╭─ Available data

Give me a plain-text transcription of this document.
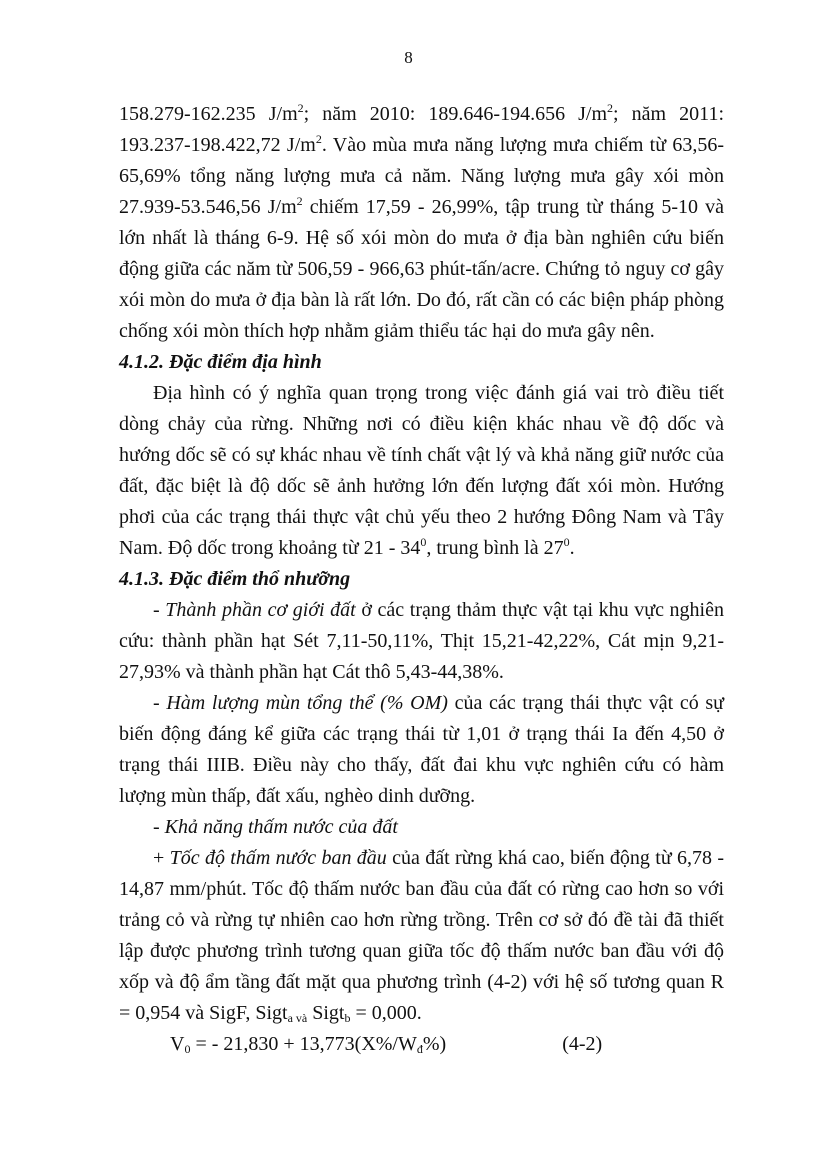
8

158.279-162.235 $J/m^2$; năm 2010: 189.646-194.656 $J/m^2$; năm 2011: 193.237-198.422,72 $J/m^2$. Vào mùa mưa năng lượng mưa chiếm từ 63,56-65,69% tổng năng lượng mưa cả năm. Năng lượng mưa gây xói mòn 27.939-53.546,56 $J/m^2$ chiếm 17,59 - 26,99%, tập trung từ tháng 5-10 và lớn nhất là tháng 6-9. Hệ số xói mòn do mưa ở địa bàn nghiên cứu biến động giữa các năm từ 506,59 - 966,63 phút-tấn/acre. Chứng tỏ nguy cơ gây xói mòn do mưa ở địa bàn là rất lớn. Do đó, rất cần có các biện pháp phòng chống xói mòn thích hợp nhằm giảm thiểu tác hại do mưa gây nên.

4.1.2. Đặc điểm địa hình

Địa hình có ý nghĩa quan trọng trong việc đánh giá vai trò điều tiết dòng chảy của rừng. Những nơi có điều kiện khác nhau về độ dốc và hướng dốc sẽ có sự khác nhau về tính chất vật lý và khả năng giữ nước của đất, đặc biệt là độ dốc sẽ ảnh hưởng lớn đến lượng đất xói mòn. Hướng phơi của các trạng thái thực vật chủ yếu theo 2 hướng Đông Nam và Tây Nam. Độ dốc trong khoảng từ $21 - 34^0$, trung bình là $27^0$.

4.1.3. Đặc điểm thổ nhưỡng

- Thành phần cơ giới đất ở các trạng thảm thực vật tại khu vực nghiên cứu: thành phần hạt Sét 7,11-50,11%, Thịt 15,21-42,22%, Cát mịn 9,21-27,93% và thành phần hạt Cát thô 5,43-44,38%.

- Hàm lượng mùn tổng thể (% OM) của các trạng thái thực vật có sự biến động đáng kể giữa các trạng thái từ 1,01 ở trạng thái Ia đến 4,50 ở trạng thái IIIB. Điều này cho thấy, đất đai khu vực nghiên cứu có hàm lượng mùn thấp, đất xấu, nghèo dinh dưỡng.

- Khả năng thấm nước của đất

+ Tốc độ thấm nước ban đầu của đất rừng khá cao, biến động từ 6,78 - 14,87 mm/phút. Tốc độ thấm nước ban đầu của đất có rừng cao hơn so với trảng cỏ và rừng tự nhiên cao hơn rừng trồng. Trên cơ sở đó đề tài đã thiết lập được phương trình tương quan giữa tốc độ thấm nước ban đầu với độ xốp và độ ẩm tầng đất mặt qua phương trình (4-2) với hệ số tương quan R = 0,954 và SigF, Sigt$_{a và}$ Sigt$_b$ = 0,000.

$V_0$ = - $21,830 + 13,773(X\%/W_đ\%)$	(4-2)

╰─

== What is required ==
Write every record out again exactly; no pictures belong in the copy.

== The response ==
Give me a plain-text transcription of this document.
8

158.279-162.235 $J/m^2$; năm 2010: 189.646-194.656 $J/m^2$; năm 2011: 193.237-198.422,72 $J/m^2$. Vào mùa mưa năng lượng mưa chiếm từ 63,56-65,69% tổng năng lượng mưa cả năm. Năng lượng mưa gây xói mòn 27.939-53.546,56 $J/m^2$ chiếm 17,59 - 26,99%, tập trung từ tháng 5-10 và lớn nhất là tháng 6-9. Hệ số xói mòn do mưa ở địa bàn nghiên cứu biến động giữa các năm từ 506,59 - 966,63 phút-tấn/acre. Chứng tỏ nguy cơ gây xói mòn do mưa ở địa bàn là rất lớn. Do đó, rất cần có các biện pháp phòng chống xói mòn thích hợp nhằm giảm thiểu tác hại do mưa gây nên.

4.1.2. Đặc điểm địa hình

Địa hình có ý nghĩa quan trọng trong việc đánh giá vai trò điều tiết dòng chảy của rừng. Những nơi có điều kiện khác nhau về độ dốc và hướng dốc sẽ có sự khác nhau về tính chất vật lý và khả năng giữ nước của đất, đặc biệt là độ dốc sẽ ảnh hưởng lớn đến lượng đất xói mòn. Hướng phơi của các trạng thái thực vật chủ yếu theo 2 hướng Đông Nam và Tây Nam. Độ dốc trong khoảng từ $21 - 34^0$, trung bình là $27^0$.

4.1.3. Đặc điểm thổ nhưỡng

- Thành phần cơ giới đất ở các trạng thảm thực vật tại khu vực nghiên cứu: thành phần hạt Sét 7,11-50,11%, Thịt 15,21-42,22%, Cát mịn 9,21-27,93% và thành phần hạt Cát thô 5,43-44,38%.

- Hàm lượng mùn tổng thể (% OM) của các trạng thái thực vật có sự biến động đáng kể giữa các trạng thái từ 1,01 ở trạng thái Ia đến 4,50 ở trạng thái IIIB. Điều này cho thấy, đất đai khu vực nghiên cứu có hàm lượng mùn thấp, đất xấu, nghèo dinh dưỡng.

- Khả năng thấm nước của đất

+ Tốc độ thấm nước ban đầu của đất rừng khá cao, biến động từ 6,78 - 14,87 mm/phút. Tốc độ thấm nước ban đầu của đất có rừng cao hơn so với trảng cỏ và rừng tự nhiên cao hơn rừng trồng. Trên cơ sở đó đề tài đã thiết lập được phương trình tương quan giữa tốc độ thấm nước ban đầu với độ xốp và độ ẩm tầng đất mặt qua phương trình (4-2) với hệ số tương quan R = 0,954 và SigF, Sigt$_{a và}$ Sigt$_b$ = 0,000.

$V_0$ = - $21,830 + 13,773(X\%/W_đ\%)$	(4-2)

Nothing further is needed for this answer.